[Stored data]
** Begin **

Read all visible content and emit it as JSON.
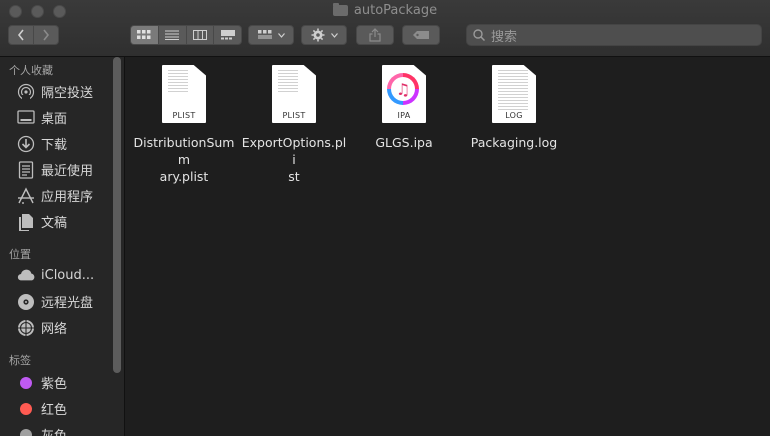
{
  "window": {
    "title": "autoPackage"
  },
  "toolbar": {
    "back_icon": "chevron-left-icon",
    "forward_icon": "chevron-right-icon",
    "view_modes": [
      "icon-view",
      "list-view",
      "column-view",
      "gallery-view"
    ],
    "active_view": "icon-view",
    "group_icon": "group-icon",
    "action_icon": "gear-icon",
    "share_icon": "share-icon",
    "tag_icon": "tag-icon",
    "search_placeholder": "搜索"
  },
  "sidebar": {
    "sections": [
      {
        "heading": "个人收藏",
        "items": [
          {
            "label": "隔空投送",
            "icon": "airdrop-icon"
          },
          {
            "label": "桌面",
            "icon": "desktop-icon"
          },
          {
            "label": "下载",
            "icon": "downloads-icon"
          },
          {
            "label": "最近使用",
            "icon": "recents-icon"
          },
          {
            "label": "应用程序",
            "icon": "applications-icon"
          },
          {
            "label": "文稿",
            "icon": "documents-icon"
          }
        ]
      },
      {
        "heading": "位置",
        "items": [
          {
            "label": "iCloud...",
            "icon": "icloud-icon"
          },
          {
            "label": "远程光盘",
            "icon": "remote-disc-icon"
          },
          {
            "label": "网络",
            "icon": "network-icon"
          }
        ]
      },
      {
        "heading": "标签",
        "items": [
          {
            "label": "紫色",
            "color": "#bf5af2"
          },
          {
            "label": "红色",
            "color": "#ff5b52"
          },
          {
            "label": "灰色",
            "color": "#a0a0a0"
          }
        ]
      }
    ]
  },
  "files": [
    {
      "name": "DistributionSummary.plist",
      "name_line1": "DistributionSumm",
      "name_line2": "ary.plist",
      "ext": "PLIST",
      "icon": "plist-file-icon"
    },
    {
      "name": "ExportOptions.plist",
      "name_line1": "ExportOptions.pli",
      "name_line2": "st",
      "ext": "PLIST",
      "icon": "plist-file-icon"
    },
    {
      "name": "GLGS.ipa",
      "name_line1": "GLGS.ipa",
      "name_line2": "",
      "ext": "IPA",
      "icon": "ipa-file-icon"
    },
    {
      "name": "Packaging.log",
      "name_line1": "Packaging.log",
      "name_line2": "",
      "ext": "LOG",
      "icon": "log-file-icon"
    }
  ]
}
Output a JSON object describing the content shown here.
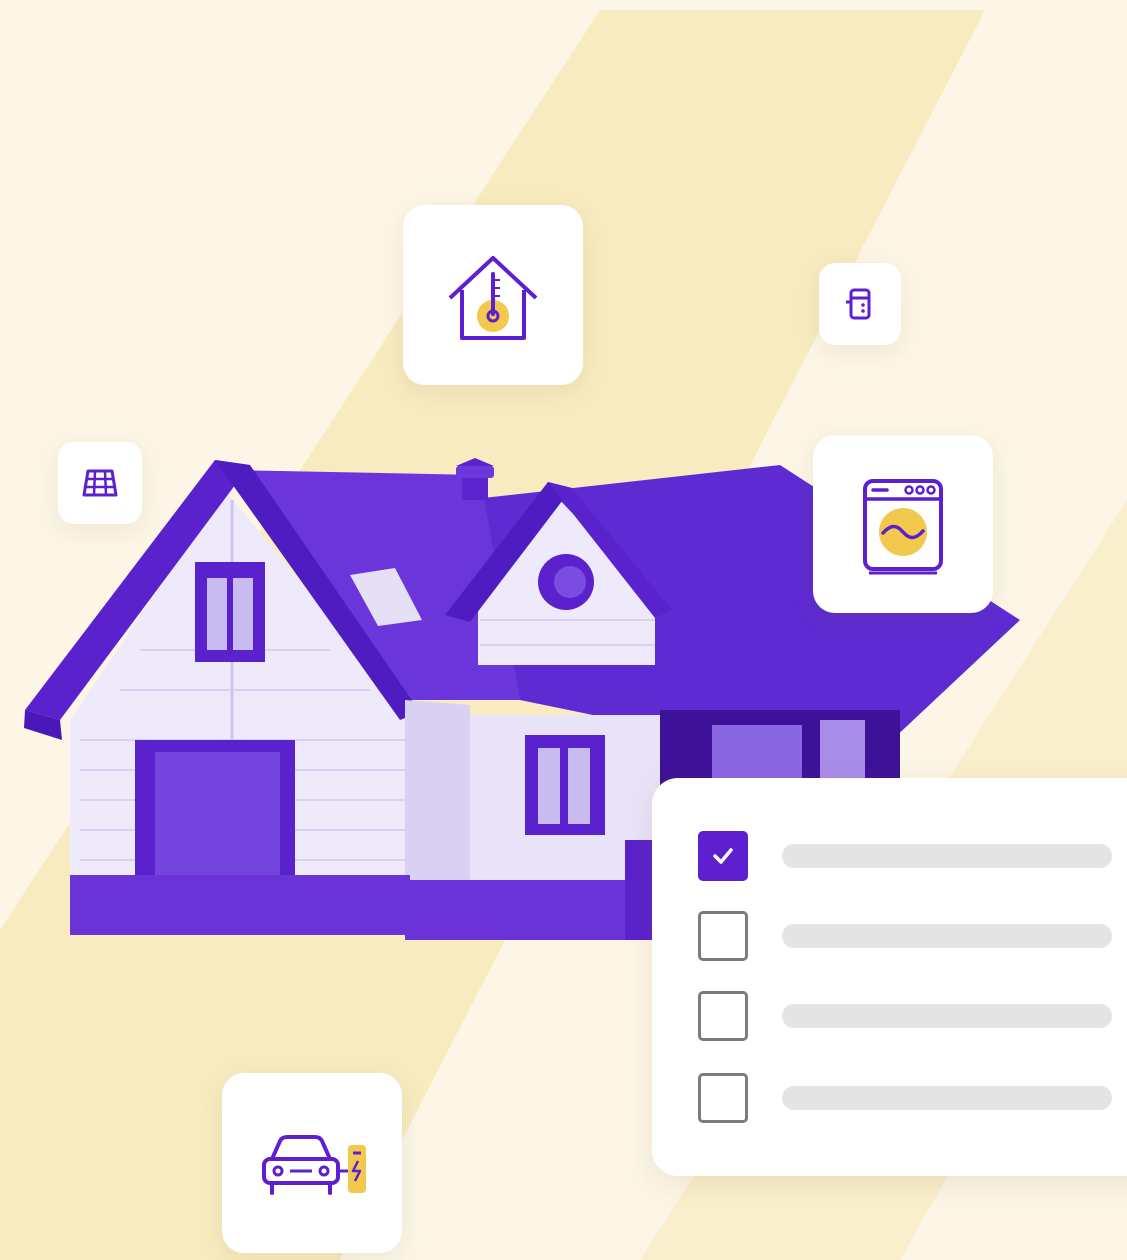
{
  "colors": {
    "background": "#fdf6e6",
    "stripe": "#f7e8b3",
    "brand_purple": "#5d1fcf",
    "accent_yellow": "#f2c94c",
    "placeholder_line": "#e4e4e4"
  },
  "icons": {
    "thermostat": "house-thermometer-icon",
    "battery": "home-battery-icon",
    "solar": "solar-panel-icon",
    "washer": "washing-machine-icon",
    "ev": "electric-car-charger-icon"
  },
  "checklist": {
    "items": [
      {
        "checked": true
      },
      {
        "checked": false
      },
      {
        "checked": false
      },
      {
        "checked": false
      }
    ]
  }
}
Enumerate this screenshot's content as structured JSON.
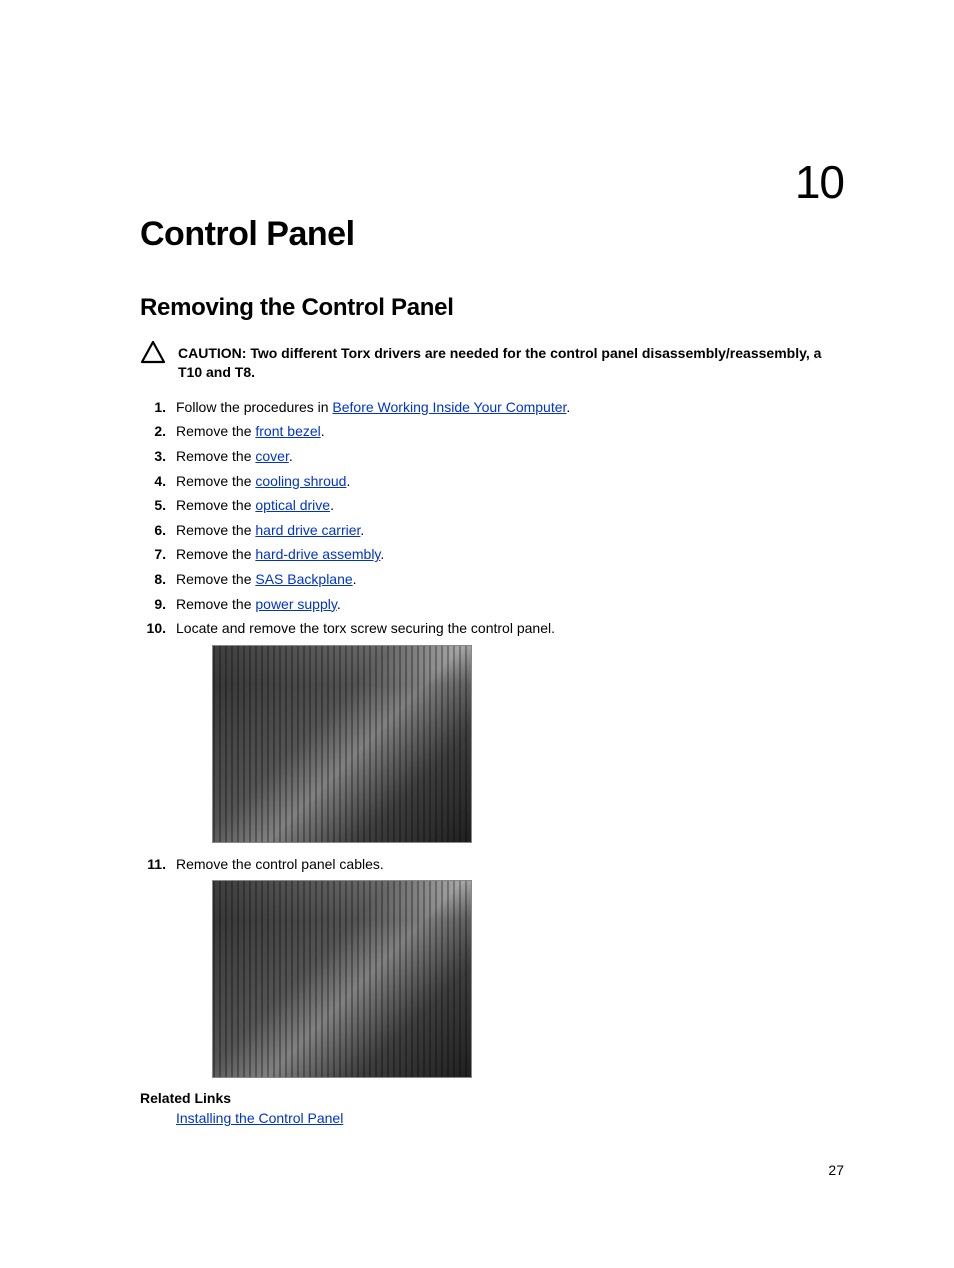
{
  "chapter": {
    "number": "10",
    "title": "Control Panel"
  },
  "section": {
    "title": "Removing the Control Panel"
  },
  "caution": {
    "label": "CAUTION: Two different Torx drivers are needed for the control panel disassembly/reassembly, a T10 and T8."
  },
  "steps": [
    {
      "pre": "Follow the procedures in ",
      "link": "Before Working Inside Your Computer",
      "post": "."
    },
    {
      "pre": "Remove the ",
      "link": "front bezel",
      "post": "."
    },
    {
      "pre": "Remove the ",
      "link": "cover",
      "post": "."
    },
    {
      "pre": "Remove the ",
      "link": "cooling shroud",
      "post": "."
    },
    {
      "pre": "Remove the ",
      "link": "optical drive",
      "post": "."
    },
    {
      "pre": "Remove the ",
      "link": "hard drive carrier",
      "post": "."
    },
    {
      "pre": "Remove the ",
      "link": "hard-drive assembly",
      "post": "."
    },
    {
      "pre": "Remove the ",
      "link": "SAS Backplane",
      "post": "."
    },
    {
      "pre": "Remove the ",
      "link": "power supply",
      "post": "."
    },
    {
      "pre": "Locate and remove the torx screw securing the control panel.",
      "link": null,
      "post": "",
      "image": "a"
    },
    {
      "pre": "Remove the control panel cables.",
      "link": null,
      "post": "",
      "image": "b"
    }
  ],
  "related": {
    "heading": "Related Links",
    "links": [
      {
        "label": "Installing the Control Panel"
      }
    ]
  },
  "page": {
    "number": "27"
  }
}
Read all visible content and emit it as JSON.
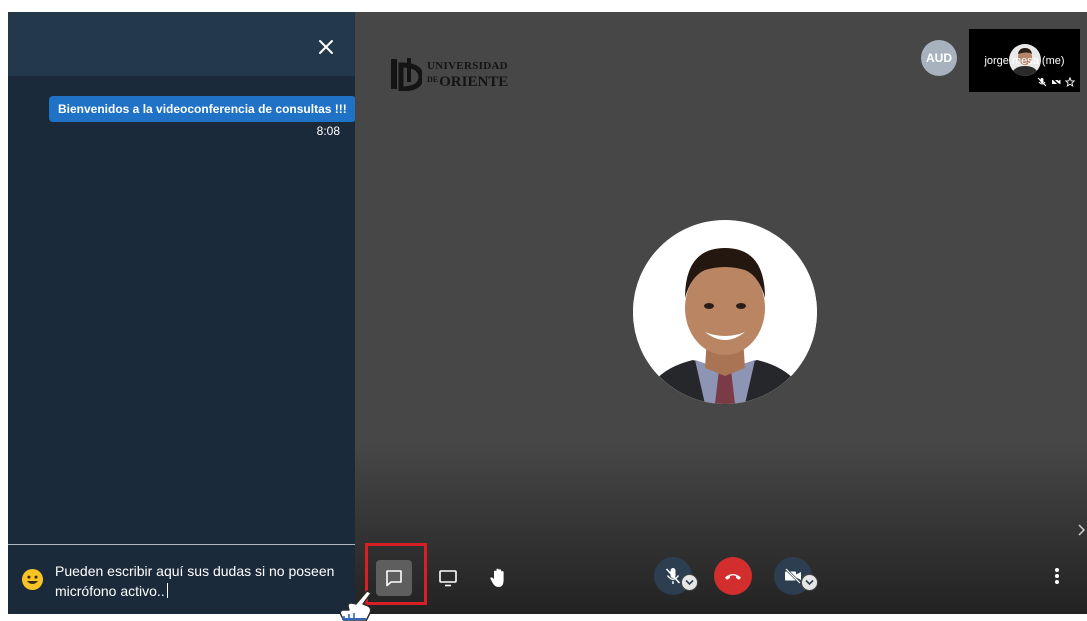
{
  "chat": {
    "close_label": "close",
    "messages": [
      {
        "text": "Bienvenidos a la videoconferencia de consultas !!!",
        "time": "8:08"
      }
    ],
    "input_value": "Pueden escribir aquí sus dudas si no poseen micrófono activo.."
  },
  "logo": {
    "line1": "UNIVERSIDAD",
    "line2_prefix": "DE",
    "line2": "ORIENTE"
  },
  "participants": {
    "aud_badge": "AUD",
    "self_name": "jorge.mesa (me)"
  },
  "colors": {
    "accent_blue": "#1f72c6",
    "hangup_red": "#d32e2e",
    "highlight_red": "#d71f26",
    "chat_bg": "#1b2a3a",
    "stage_bg": "#474747"
  },
  "icons": {
    "chat_toggle": "chat-icon",
    "screen_share": "screen-share-icon",
    "raise_hand": "raise-hand-icon",
    "mic": "mic-muted-icon",
    "hangup": "hangup-icon",
    "camera": "camera-off-icon",
    "more": "more-vertical-icon"
  }
}
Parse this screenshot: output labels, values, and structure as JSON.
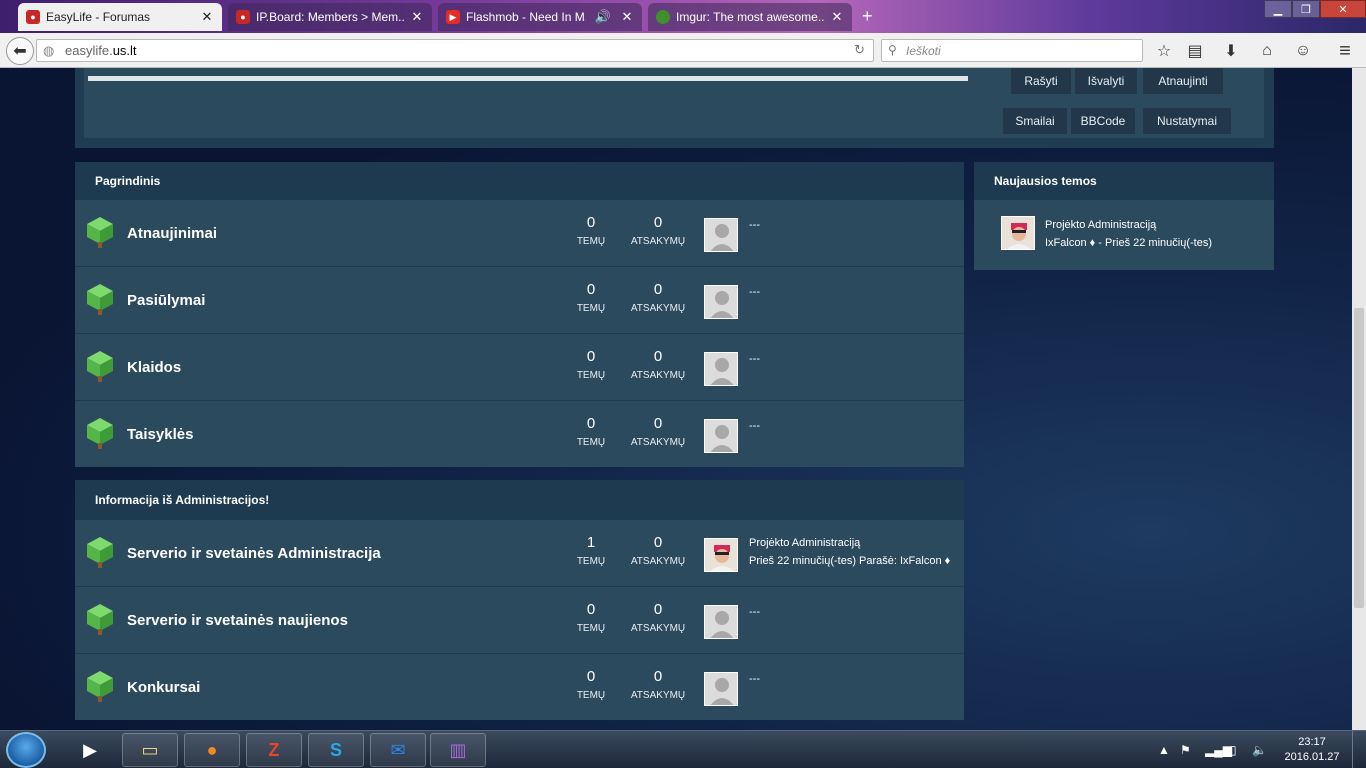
{
  "browser": {
    "tabs": [
      {
        "title": "EasyLife - Forumas",
        "active": true
      },
      {
        "title": "IP.Board: Members > Mem..."
      },
      {
        "title": "Flashmob - Need In M..."
      },
      {
        "title": "Imgur: The most awesome..."
      }
    ],
    "new_tab": "+",
    "url_prefix": "easylife.",
    "url_domain": "us.lt",
    "search_placeholder": "Ieškoti"
  },
  "editor_buttons": {
    "row1": [
      "Rašyti",
      "Išvalyti",
      "Atnaujinti"
    ],
    "row2": [
      "Smailai",
      "BBCode",
      "Nustatymai"
    ]
  },
  "categories": [
    {
      "title": "Pagrindinis",
      "forums": [
        {
          "name": "Atnaujinimai",
          "topics": "0",
          "replies": "0",
          "last": "---"
        },
        {
          "name": "Pasiūlymai",
          "topics": "0",
          "replies": "0",
          "last": "---"
        },
        {
          "name": "Klaidos",
          "topics": "0",
          "replies": "0",
          "last": "---"
        },
        {
          "name": "Taisyklės",
          "topics": "0",
          "replies": "0",
          "last": "---"
        }
      ]
    },
    {
      "title": "Informacija iš Administracijos!",
      "forums": [
        {
          "name": "Serverio ir svetainės Administracija",
          "topics": "1",
          "replies": "0",
          "last_title": "Projėkto Administraciją",
          "last_meta": "Prieš 22 minučių(-tes) Parašė: IxFalcon ♦"
        },
        {
          "name": "Serverio ir svetainės naujienos",
          "topics": "0",
          "replies": "0",
          "last": "---"
        },
        {
          "name": "Konkursai",
          "topics": "0",
          "replies": "0",
          "last": "---"
        }
      ]
    }
  ],
  "labels": {
    "topics": "TEMŲ",
    "replies": "ATSAKYMŲ"
  },
  "sidebar": {
    "title": "Naujausios temos",
    "items": [
      {
        "title": "Projėkto Administraciją",
        "meta": "IxFalcon ♦ - Prieš 22 minučių(-tes)"
      }
    ]
  },
  "taskbar": {
    "time": "23:17",
    "date": "2016.01.27"
  },
  "colors": {
    "accent": "#2c4a5e",
    "header": "#1e3a50",
    "cube": "#55b548"
  }
}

** End **

Report how many lines in the data include the word "svetainės", and give nothing but the count.

2